*Work to be completed*.
Report how many lines below contain the word "screenshot". Give only the number.

Dataset rows about figures:
####

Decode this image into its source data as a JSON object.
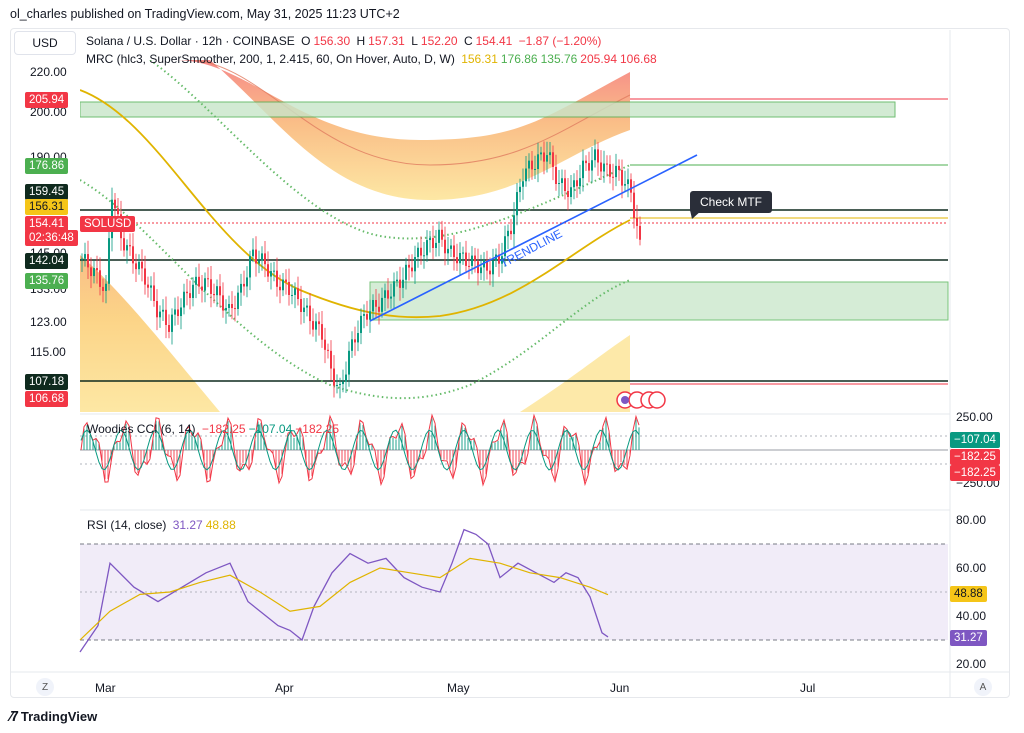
{
  "header": {
    "text": "ol_charles published on TradingView.com, May 31, 2025 11:23 UTC+2"
  },
  "currency": "USD",
  "legend": {
    "symbol": "Solana / U.S. Dollar · 12h · COINBASE",
    "o_label": "O",
    "o": "156.30",
    "h_label": "H",
    "h": "157.31",
    "l_label": "L",
    "l": "152.20",
    "c_label": "C",
    "c": "154.41",
    "change": "−1.87 (−1.20%)",
    "mrc_label": "MRC (hlc3, SuperSmoother, 200, 1, 2.415, 60, On Hover, Auto, D, W)",
    "mrc_values": [
      "156.31",
      "176.86",
      "135.76",
      "205.94",
      "106.68"
    ],
    "mrc_colors": [
      "#e0b400",
      "#4caf50",
      "#4caf50",
      "#f23645",
      "#f23645"
    ],
    "cci_label": "Woodies CCI (6, 14)",
    "cci_values": [
      "−182.25",
      "−107.04",
      "−182.25"
    ],
    "cci_colors": [
      "#f23645",
      "#089981",
      "#f23645"
    ],
    "rsi_label": "RSI (14, close)",
    "rsi_values": [
      "31.27",
      "48.88"
    ],
    "rsi_colors": [
      "#7e57c2",
      "#e0b400"
    ]
  },
  "price_axis": {
    "ticks": [
      "220.00",
      "200.00",
      "190.00",
      "145.00",
      "133.00",
      "123.00",
      "115.00"
    ],
    "chips": [
      {
        "text": "205.94",
        "bg": "#f23645",
        "fg": "#ffffff"
      },
      {
        "text": "176.86",
        "bg": "#4caf50",
        "fg": "#ffffff"
      },
      {
        "text": "159.45",
        "bg": "#0f2a1e",
        "fg": "#ffffff"
      },
      {
        "text": "156.31",
        "bg": "#f5c518",
        "fg": "#131722"
      },
      {
        "text": "154.41",
        "bg": "#f23645",
        "fg": "#ffffff"
      },
      {
        "text": "02:36:48",
        "bg": "#f23645",
        "fg": "#ffffff"
      },
      {
        "text": "142.04",
        "bg": "#0f2a1e",
        "fg": "#ffffff"
      },
      {
        "text": "135.76",
        "bg": "#4caf50",
        "fg": "#ffffff"
      },
      {
        "text": "107.18",
        "bg": "#0f2a1e",
        "fg": "#ffffff"
      },
      {
        "text": "106.68",
        "bg": "#f23645",
        "fg": "#ffffff"
      }
    ],
    "symbol_tag": "SOLUSD"
  },
  "cci_axis": {
    "ticks": [
      "250.00",
      "−250.00"
    ],
    "chips": [
      {
        "text": "−107.04",
        "bg": "#089981"
      },
      {
        "text": "−182.25",
        "bg": "#f23645"
      },
      {
        "text": "−182.25",
        "bg": "#f23645"
      }
    ]
  },
  "rsi_axis": {
    "ticks": [
      "80.00",
      "60.00",
      "40.00",
      "20.00"
    ],
    "chips": [
      {
        "text": "48.88",
        "bg": "#f5c518",
        "fg": "#131722"
      },
      {
        "text": "31.27",
        "bg": "#7e57c2",
        "fg": "#ffffff"
      }
    ]
  },
  "time_axis": [
    "Mar",
    "Apr",
    "May",
    "Jun",
    "Jul"
  ],
  "annotations": {
    "trendline": "TRENDLINE",
    "callout": "Check MTF"
  },
  "footer": {
    "brand": "TradingView"
  },
  "corner_buttons": {
    "left": "Z",
    "right": "A"
  },
  "chart_data": {
    "type": "candlestick",
    "instrument": "Solana / U.S. Dollar",
    "timeframe": "12h",
    "ohlc_last": {
      "open": 156.3,
      "high": 157.31,
      "low": 152.2,
      "close": 154.41
    },
    "price_range": [
      95,
      225
    ],
    "close_path": [
      [
        0,
        150
      ],
      [
        4,
        145
      ],
      [
        8,
        138
      ],
      [
        10,
        175
      ],
      [
        13,
        158
      ],
      [
        17,
        150
      ],
      [
        21,
        143
      ],
      [
        25,
        131
      ],
      [
        29,
        125
      ],
      [
        33,
        133
      ],
      [
        37,
        140
      ],
      [
        41,
        141
      ],
      [
        45,
        137
      ],
      [
        49,
        130
      ],
      [
        53,
        138
      ],
      [
        57,
        152
      ],
      [
        61,
        148
      ],
      [
        65,
        141
      ],
      [
        69,
        139
      ],
      [
        73,
        133
      ],
      [
        77,
        126
      ],
      [
        80,
        122
      ],
      [
        83,
        108
      ],
      [
        86,
        100
      ],
      [
        89,
        114
      ],
      [
        92,
        124
      ],
      [
        95,
        130
      ],
      [
        99,
        133
      ],
      [
        103,
        138
      ],
      [
        107,
        143
      ],
      [
        111,
        150
      ],
      [
        115,
        155
      ],
      [
        119,
        158
      ],
      [
        123,
        152
      ],
      [
        127,
        150
      ],
      [
        131,
        148
      ],
      [
        135,
        146
      ],
      [
        139,
        150
      ],
      [
        143,
        162
      ],
      [
        147,
        182
      ],
      [
        151,
        186
      ],
      [
        155,
        190
      ],
      [
        159,
        178
      ],
      [
        163,
        175
      ],
      [
        167,
        184
      ],
      [
        171,
        188
      ],
      [
        175,
        183
      ],
      [
        179,
        182
      ],
      [
        183,
        175
      ],
      [
        186,
        154.41
      ]
    ],
    "horizontal_levels": [
      205.94,
      176.86,
      159.45,
      156.31,
      142.04,
      135.76,
      107.18,
      106.68
    ],
    "trendline": [
      [
        63,
        122
      ],
      [
        200,
        182
      ]
    ],
    "cci": {
      "range": [
        -250,
        250
      ],
      "last": [
        -182.25,
        -107.04,
        -182.25
      ]
    },
    "rsi": {
      "range": [
        20,
        80
      ],
      "bands": [
        30,
        70
      ],
      "rsi_path": [
        [
          0,
          25
        ],
        [
          6,
          36
        ],
        [
          10,
          62
        ],
        [
          18,
          52
        ],
        [
          26,
          46
        ],
        [
          34,
          52
        ],
        [
          42,
          58
        ],
        [
          50,
          62
        ],
        [
          56,
          46
        ],
        [
          62,
          40
        ],
        [
          66,
          36
        ],
        [
          70,
          34
        ],
        [
          74,
          30
        ],
        [
          78,
          44
        ],
        [
          84,
          58
        ],
        [
          90,
          66
        ],
        [
          96,
          62
        ],
        [
          102,
          64
        ],
        [
          108,
          56
        ],
        [
          114,
          52
        ],
        [
          120,
          50
        ],
        [
          124,
          62
        ],
        [
          128,
          76
        ],
        [
          132,
          74
        ],
        [
          136,
          70
        ],
        [
          140,
          56
        ],
        [
          146,
          62
        ],
        [
          152,
          58
        ],
        [
          158,
          54
        ],
        [
          162,
          58
        ],
        [
          166,
          56
        ],
        [
          170,
          48
        ],
        [
          174,
          33
        ],
        [
          176,
          31.27
        ]
      ],
      "ma_path": [
        [
          0,
          30
        ],
        [
          10,
          42
        ],
        [
          20,
          49
        ],
        [
          30,
          50
        ],
        [
          40,
          54
        ],
        [
          50,
          57
        ],
        [
          60,
          50
        ],
        [
          70,
          42
        ],
        [
          80,
          44
        ],
        [
          90,
          54
        ],
        [
          100,
          60
        ],
        [
          110,
          58
        ],
        [
          120,
          56
        ],
        [
          130,
          64
        ],
        [
          140,
          62
        ],
        [
          150,
          58
        ],
        [
          160,
          56
        ],
        [
          170,
          52
        ],
        [
          176,
          48.88
        ]
      ],
      "last": {
        "rsi": 31.27,
        "ma": 48.88
      }
    }
  }
}
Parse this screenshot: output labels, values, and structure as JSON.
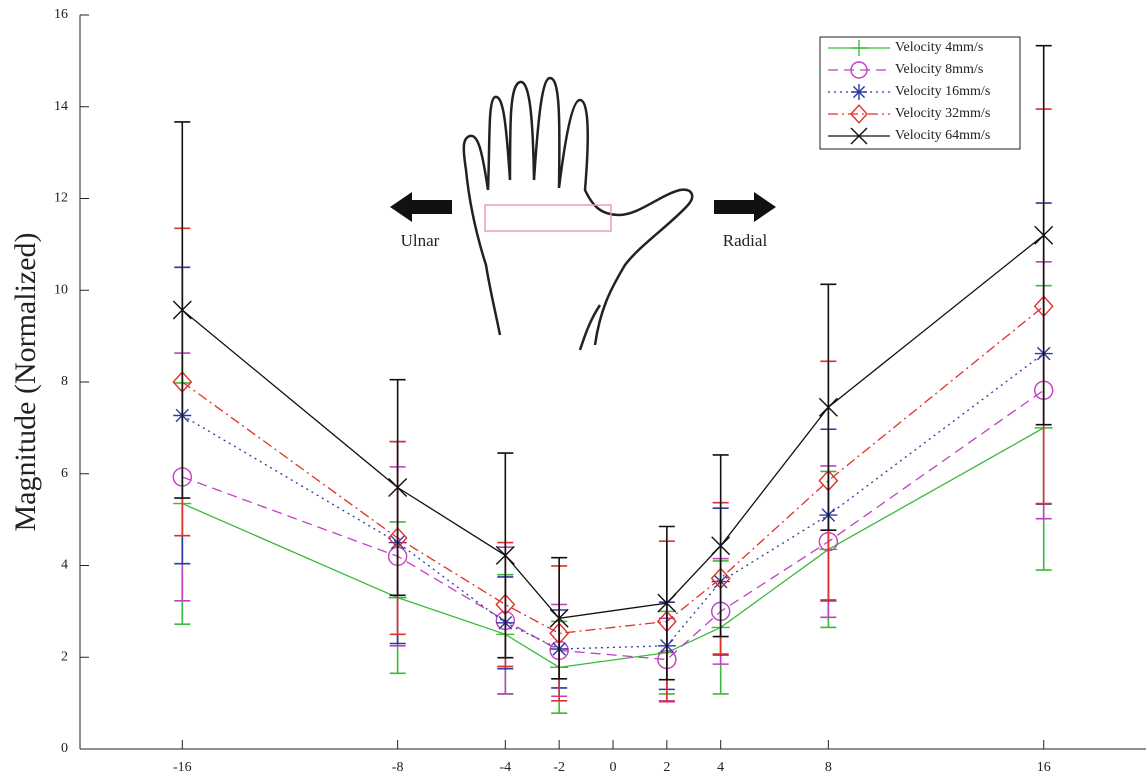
{
  "chart_data": {
    "type": "line",
    "y_label": "Magnitude (Normalized)",
    "annotations": [
      "Ulnar",
      "Radial"
    ],
    "x": [
      -16,
      -8,
      -4,
      -2,
      2,
      4,
      8,
      16
    ],
    "xlim": [
      -19.8,
      19.8
    ],
    "xticks": [
      -16,
      -8,
      -4,
      -2,
      0,
      2,
      4,
      8,
      16
    ],
    "ylim": [
      0,
      16
    ],
    "yticks": [
      0,
      2,
      4,
      6,
      8,
      10,
      12,
      14,
      16
    ],
    "legend": "upper right",
    "series": [
      {
        "name": "Velocity 4mm/s",
        "color": "#3cb93c",
        "marker": "plus",
        "linestyle": "solid",
        "values": [
          5.35,
          3.3,
          2.5,
          1.78,
          2.1,
          2.65,
          4.35,
          7.0
        ],
        "errors": [
          2.63,
          1.65,
          1.3,
          1.0,
          0.9,
          1.45,
          1.7,
          3.1
        ]
      },
      {
        "name": "Velocity 8mm/s",
        "color": "#c040c0",
        "marker": "circle",
        "linestyle": "dashed",
        "values": [
          5.93,
          4.2,
          2.8,
          2.15,
          1.95,
          3.0,
          4.52,
          7.82
        ],
        "errors": [
          2.7,
          1.95,
          1.6,
          1.0,
          0.9,
          1.15,
          1.65,
          2.8
        ]
      },
      {
        "name": "Velocity 16mm/s",
        "color": "#2b3aa0",
        "marker": "asterisk",
        "linestyle": "dotted",
        "values": [
          7.27,
          4.5,
          2.75,
          2.18,
          2.25,
          3.65,
          5.1,
          8.62
        ],
        "errors": [
          3.23,
          2.2,
          1.0,
          0.85,
          0.95,
          1.6,
          1.87,
          3.28
        ]
      },
      {
        "name": "Velocity 32mm/s",
        "color": "#e0302a",
        "marker": "diamond",
        "linestyle": "dashdot",
        "values": [
          8.0,
          4.6,
          3.15,
          2.52,
          2.78,
          3.72,
          5.85,
          9.65
        ],
        "errors": [
          3.35,
          2.1,
          1.35,
          1.47,
          1.75,
          1.65,
          2.6,
          4.3
        ]
      },
      {
        "name": "Velocity 64mm/s",
        "color": "#111111",
        "marker": "x",
        "linestyle": "solid",
        "values": [
          9.57,
          5.7,
          4.22,
          2.85,
          3.18,
          4.43,
          7.45,
          11.2
        ],
        "errors": [
          4.1,
          2.35,
          2.23,
          1.32,
          1.67,
          1.98,
          2.68,
          4.13
        ]
      }
    ]
  }
}
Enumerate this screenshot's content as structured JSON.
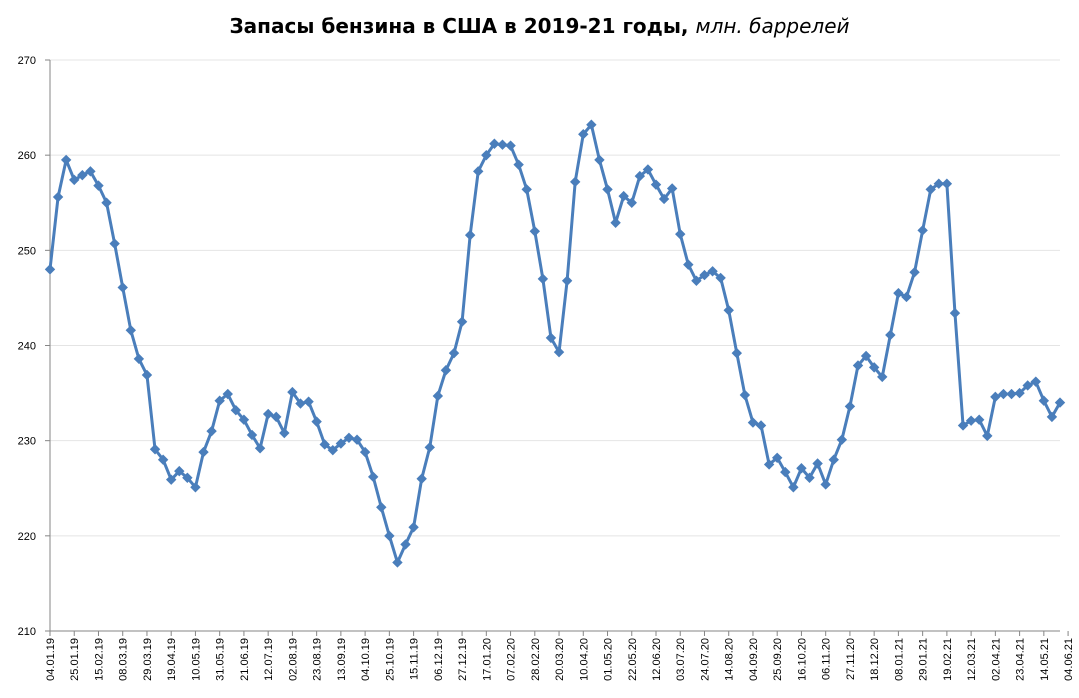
{
  "chart_data": {
    "type": "line",
    "title": "Запасы бензина в США в 2019-21 годы,",
    "title_units": "млн. баррелей",
    "xlabel": "",
    "ylabel": "",
    "ylim": [
      210,
      270
    ],
    "y_ticks": [
      210,
      220,
      230,
      240,
      250,
      260,
      270
    ],
    "grid": true,
    "legend": "none",
    "colors": {
      "series": "#4a7ebb",
      "grid": "#e4e4e4",
      "axis": "#868686"
    },
    "x_ticks": [
      "04.01.19",
      "25.01.19",
      "15.02.19",
      "08.03.19",
      "29.03.19",
      "19.04.19",
      "10.05.19",
      "31.05.19",
      "21.06.19",
      "12.07.19",
      "02.08.19",
      "23.08.19",
      "13.09.19",
      "04.10.19",
      "25.10.19",
      "15.11.19",
      "06.12.19",
      "27.12.19",
      "17.01.20",
      "07.02.20",
      "28.02.20",
      "20.03.20",
      "10.04.20",
      "01.05.20",
      "22.05.20",
      "12.06.20",
      "03.07.20",
      "24.07.20",
      "14.08.20",
      "04.09.20",
      "25.09.20",
      "16.10.20",
      "06.11.20",
      "27.11.20",
      "18.12.20",
      "08.01.21",
      "29.01.21",
      "19.02.21",
      "12.03.21",
      "02.04.21",
      "23.04.21",
      "14.05.21",
      "04.06.21"
    ],
    "series": [
      {
        "values": [
          248.0,
          255.6,
          259.5,
          257.4,
          257.9,
          258.3,
          256.8,
          255.0,
          250.7,
          246.1,
          241.6,
          238.6,
          236.9,
          229.1,
          228.0,
          225.9,
          226.8,
          226.1,
          225.1,
          228.8,
          231.0,
          234.2,
          234.9,
          233.2,
          232.2,
          230.6,
          229.2,
          232.8,
          232.5,
          230.8,
          235.1,
          233.9,
          234.1,
          232.0,
          229.6,
          229.0,
          229.7,
          230.3,
          230.1,
          228.8,
          226.2,
          223.0,
          220.0,
          217.2,
          219.1,
          220.9,
          226.0,
          229.3,
          234.7,
          237.4,
          239.2,
          242.5,
          251.6,
          258.3,
          260.0,
          261.2,
          261.1,
          261.0,
          259.0,
          256.4,
          252.0,
          247.0,
          240.8,
          239.3,
          246.8,
          257.2,
          262.2,
          263.2,
          259.5,
          256.4,
          252.9,
          255.7,
          255.0,
          257.8,
          258.5,
          256.9,
          255.4,
          256.5,
          251.7,
          248.5,
          246.8,
          247.4,
          247.8,
          247.1,
          243.7,
          239.2,
          234.8,
          231.9,
          231.6,
          227.5,
          228.2,
          226.7,
          225.1,
          227.1,
          226.1,
          227.6,
          225.4,
          228.0,
          230.1,
          233.6,
          237.9,
          238.9,
          237.7,
          236.7,
          241.1,
          245.5,
          245.1,
          247.7,
          252.1,
          256.4,
          257.0,
          257.0,
          243.4,
          231.6,
          232.1,
          232.2,
          230.5,
          234.6,
          234.9,
          234.9,
          235.0,
          235.8,
          236.2,
          234.2,
          232.5,
          234.0
        ]
      }
    ]
  }
}
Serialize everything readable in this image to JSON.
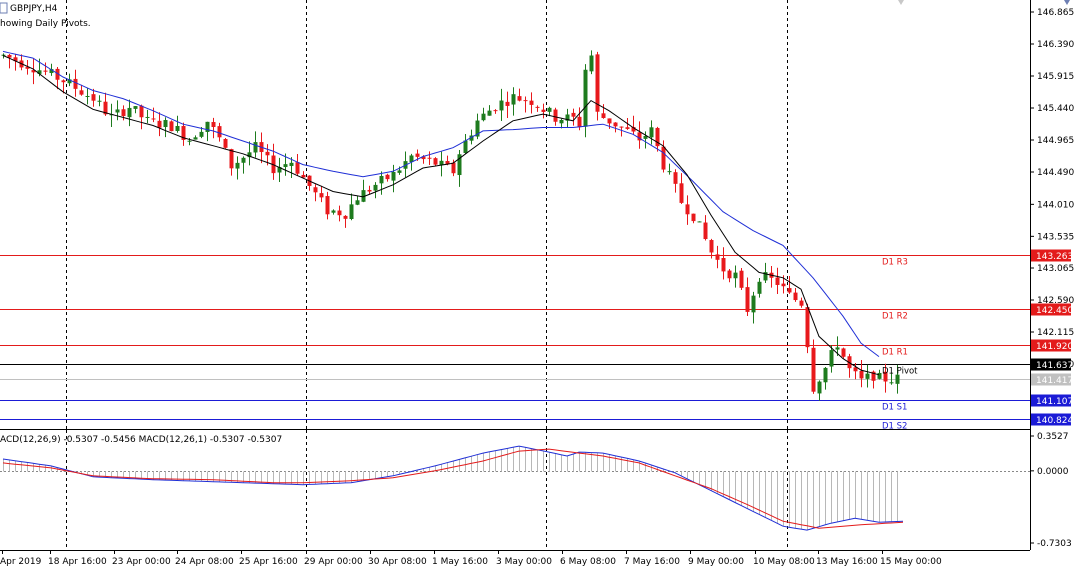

####

*Solved exercise*.
2